--- Start ---

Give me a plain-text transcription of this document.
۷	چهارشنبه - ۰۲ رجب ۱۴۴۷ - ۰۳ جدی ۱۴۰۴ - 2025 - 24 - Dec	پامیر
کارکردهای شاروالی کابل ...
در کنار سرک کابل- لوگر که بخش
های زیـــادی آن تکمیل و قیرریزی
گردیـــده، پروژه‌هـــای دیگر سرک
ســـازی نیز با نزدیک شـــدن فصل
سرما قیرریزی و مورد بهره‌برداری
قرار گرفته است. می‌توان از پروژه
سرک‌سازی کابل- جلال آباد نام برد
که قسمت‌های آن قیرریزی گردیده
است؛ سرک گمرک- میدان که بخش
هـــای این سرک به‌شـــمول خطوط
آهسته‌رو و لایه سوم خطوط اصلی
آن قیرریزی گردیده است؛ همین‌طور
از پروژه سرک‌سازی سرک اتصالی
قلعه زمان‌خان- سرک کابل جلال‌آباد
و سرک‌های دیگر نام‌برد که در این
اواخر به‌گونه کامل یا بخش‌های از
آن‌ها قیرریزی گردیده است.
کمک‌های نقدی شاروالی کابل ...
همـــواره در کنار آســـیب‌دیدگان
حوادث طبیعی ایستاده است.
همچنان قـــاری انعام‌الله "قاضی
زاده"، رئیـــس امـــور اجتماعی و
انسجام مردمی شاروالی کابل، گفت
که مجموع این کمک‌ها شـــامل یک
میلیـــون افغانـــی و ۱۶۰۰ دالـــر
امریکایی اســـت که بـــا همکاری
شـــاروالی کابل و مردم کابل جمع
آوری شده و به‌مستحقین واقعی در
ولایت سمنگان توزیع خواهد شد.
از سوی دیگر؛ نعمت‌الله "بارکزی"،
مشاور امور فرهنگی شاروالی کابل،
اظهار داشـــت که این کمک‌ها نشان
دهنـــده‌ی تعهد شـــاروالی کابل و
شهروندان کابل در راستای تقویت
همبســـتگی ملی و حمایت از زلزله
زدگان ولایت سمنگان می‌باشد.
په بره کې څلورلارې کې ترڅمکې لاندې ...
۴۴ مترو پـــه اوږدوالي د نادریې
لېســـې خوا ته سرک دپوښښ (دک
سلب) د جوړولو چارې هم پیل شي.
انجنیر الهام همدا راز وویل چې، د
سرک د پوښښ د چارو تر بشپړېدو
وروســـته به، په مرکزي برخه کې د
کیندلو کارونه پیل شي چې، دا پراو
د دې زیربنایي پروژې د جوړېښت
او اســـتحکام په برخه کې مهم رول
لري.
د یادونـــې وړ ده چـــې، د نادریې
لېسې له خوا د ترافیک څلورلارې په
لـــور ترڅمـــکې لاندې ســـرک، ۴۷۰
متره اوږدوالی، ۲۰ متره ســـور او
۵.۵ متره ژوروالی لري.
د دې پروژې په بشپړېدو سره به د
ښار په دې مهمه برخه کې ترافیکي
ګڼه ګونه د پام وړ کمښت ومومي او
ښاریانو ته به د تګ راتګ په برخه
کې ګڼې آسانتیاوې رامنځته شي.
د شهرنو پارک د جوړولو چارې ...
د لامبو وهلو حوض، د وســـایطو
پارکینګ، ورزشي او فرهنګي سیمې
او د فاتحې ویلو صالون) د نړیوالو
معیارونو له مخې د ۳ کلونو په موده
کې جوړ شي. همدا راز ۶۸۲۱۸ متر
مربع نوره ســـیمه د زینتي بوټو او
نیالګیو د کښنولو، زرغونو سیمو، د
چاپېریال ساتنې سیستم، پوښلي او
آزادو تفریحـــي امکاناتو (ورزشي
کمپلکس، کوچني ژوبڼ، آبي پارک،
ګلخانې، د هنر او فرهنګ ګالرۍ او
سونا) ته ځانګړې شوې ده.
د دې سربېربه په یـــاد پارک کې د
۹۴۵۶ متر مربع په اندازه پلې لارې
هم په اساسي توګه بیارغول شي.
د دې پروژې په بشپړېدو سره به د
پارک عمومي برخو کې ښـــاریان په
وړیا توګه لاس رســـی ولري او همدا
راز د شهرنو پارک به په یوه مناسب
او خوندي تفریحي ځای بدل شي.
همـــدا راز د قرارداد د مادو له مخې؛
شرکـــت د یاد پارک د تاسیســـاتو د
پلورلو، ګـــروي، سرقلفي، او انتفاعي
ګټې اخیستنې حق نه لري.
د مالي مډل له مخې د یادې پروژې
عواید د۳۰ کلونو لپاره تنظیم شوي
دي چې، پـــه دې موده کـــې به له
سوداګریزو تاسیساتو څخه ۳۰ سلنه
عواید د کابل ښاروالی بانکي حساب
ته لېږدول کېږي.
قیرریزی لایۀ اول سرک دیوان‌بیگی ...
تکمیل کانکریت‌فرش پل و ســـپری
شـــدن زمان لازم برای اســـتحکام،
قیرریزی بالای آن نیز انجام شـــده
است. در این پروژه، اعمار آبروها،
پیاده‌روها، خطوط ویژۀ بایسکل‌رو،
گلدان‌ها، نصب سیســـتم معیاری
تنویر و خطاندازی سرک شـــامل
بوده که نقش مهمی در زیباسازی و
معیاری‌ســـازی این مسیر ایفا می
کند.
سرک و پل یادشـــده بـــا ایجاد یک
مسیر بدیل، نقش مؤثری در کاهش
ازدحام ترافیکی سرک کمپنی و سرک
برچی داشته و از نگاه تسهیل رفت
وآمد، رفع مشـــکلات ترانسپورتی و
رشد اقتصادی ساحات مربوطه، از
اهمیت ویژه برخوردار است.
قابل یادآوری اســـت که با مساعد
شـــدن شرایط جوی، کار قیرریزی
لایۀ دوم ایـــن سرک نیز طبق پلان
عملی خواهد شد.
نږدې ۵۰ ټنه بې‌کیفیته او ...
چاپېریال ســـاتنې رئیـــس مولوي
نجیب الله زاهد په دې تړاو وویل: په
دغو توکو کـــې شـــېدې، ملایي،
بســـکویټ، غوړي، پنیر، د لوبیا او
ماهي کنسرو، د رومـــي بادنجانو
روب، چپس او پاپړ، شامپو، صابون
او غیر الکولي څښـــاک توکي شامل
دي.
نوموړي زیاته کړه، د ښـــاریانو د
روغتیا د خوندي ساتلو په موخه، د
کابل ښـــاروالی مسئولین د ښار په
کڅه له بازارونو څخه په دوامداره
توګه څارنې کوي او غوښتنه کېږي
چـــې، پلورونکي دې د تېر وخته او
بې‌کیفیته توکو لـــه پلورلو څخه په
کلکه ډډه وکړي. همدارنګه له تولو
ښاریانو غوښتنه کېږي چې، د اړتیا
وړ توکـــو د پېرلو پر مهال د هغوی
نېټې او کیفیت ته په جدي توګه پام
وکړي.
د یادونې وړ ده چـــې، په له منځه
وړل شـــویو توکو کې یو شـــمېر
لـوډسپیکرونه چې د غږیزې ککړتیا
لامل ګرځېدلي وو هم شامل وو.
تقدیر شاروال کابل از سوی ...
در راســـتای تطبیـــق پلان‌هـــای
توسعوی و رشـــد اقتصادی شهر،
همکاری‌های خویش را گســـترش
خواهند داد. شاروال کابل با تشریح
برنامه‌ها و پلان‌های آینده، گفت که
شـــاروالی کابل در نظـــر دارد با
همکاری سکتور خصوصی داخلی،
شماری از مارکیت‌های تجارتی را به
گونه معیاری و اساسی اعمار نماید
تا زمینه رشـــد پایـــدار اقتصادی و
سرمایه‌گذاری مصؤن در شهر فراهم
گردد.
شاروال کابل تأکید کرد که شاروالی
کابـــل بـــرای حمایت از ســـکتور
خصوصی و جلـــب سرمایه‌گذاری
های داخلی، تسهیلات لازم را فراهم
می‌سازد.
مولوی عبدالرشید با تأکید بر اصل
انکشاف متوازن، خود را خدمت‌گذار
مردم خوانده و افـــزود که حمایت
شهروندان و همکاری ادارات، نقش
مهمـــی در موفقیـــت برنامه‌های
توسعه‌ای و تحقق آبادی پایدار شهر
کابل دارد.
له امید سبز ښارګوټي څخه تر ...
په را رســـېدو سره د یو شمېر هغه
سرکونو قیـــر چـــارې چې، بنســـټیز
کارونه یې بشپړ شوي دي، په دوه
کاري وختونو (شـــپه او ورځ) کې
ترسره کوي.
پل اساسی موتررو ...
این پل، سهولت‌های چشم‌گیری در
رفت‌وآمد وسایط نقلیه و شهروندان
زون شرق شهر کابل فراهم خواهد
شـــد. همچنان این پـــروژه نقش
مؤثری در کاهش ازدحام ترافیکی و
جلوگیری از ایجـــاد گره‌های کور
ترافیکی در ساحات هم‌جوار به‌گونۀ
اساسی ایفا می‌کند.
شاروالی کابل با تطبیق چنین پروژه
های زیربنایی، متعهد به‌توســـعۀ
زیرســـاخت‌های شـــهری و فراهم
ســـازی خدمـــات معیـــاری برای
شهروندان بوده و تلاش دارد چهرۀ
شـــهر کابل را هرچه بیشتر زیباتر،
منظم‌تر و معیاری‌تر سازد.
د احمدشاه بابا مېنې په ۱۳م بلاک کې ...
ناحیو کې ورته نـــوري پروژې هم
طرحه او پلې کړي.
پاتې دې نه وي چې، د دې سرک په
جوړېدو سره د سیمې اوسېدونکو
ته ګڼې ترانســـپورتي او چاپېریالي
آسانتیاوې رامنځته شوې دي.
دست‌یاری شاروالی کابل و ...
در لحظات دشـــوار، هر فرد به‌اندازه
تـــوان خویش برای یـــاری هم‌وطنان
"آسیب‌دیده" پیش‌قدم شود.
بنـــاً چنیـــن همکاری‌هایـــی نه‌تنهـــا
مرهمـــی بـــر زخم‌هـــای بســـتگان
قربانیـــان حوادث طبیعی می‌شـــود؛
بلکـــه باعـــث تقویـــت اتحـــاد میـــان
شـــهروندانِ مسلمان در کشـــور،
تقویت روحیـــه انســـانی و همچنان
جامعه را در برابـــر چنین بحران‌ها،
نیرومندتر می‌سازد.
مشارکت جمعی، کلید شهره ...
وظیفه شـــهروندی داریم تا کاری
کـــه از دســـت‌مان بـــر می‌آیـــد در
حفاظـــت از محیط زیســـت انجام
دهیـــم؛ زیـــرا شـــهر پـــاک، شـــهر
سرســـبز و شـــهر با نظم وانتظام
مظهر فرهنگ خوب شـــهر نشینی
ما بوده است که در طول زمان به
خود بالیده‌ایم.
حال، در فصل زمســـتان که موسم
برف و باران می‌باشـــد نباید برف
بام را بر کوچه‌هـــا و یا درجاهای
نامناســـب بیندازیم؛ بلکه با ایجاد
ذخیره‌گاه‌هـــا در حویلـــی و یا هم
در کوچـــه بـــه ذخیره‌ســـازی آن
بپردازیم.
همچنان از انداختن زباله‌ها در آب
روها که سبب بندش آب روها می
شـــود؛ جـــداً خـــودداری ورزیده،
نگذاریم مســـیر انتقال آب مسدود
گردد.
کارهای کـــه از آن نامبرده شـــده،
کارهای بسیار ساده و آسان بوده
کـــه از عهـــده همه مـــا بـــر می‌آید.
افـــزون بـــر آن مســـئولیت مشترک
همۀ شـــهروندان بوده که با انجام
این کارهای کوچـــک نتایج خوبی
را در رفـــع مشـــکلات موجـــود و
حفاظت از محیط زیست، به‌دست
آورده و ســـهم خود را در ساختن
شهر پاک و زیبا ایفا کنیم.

--- End ---

### Task brief
State the number of lines in the records that include "سازد", and write nothing else.

### Reply
3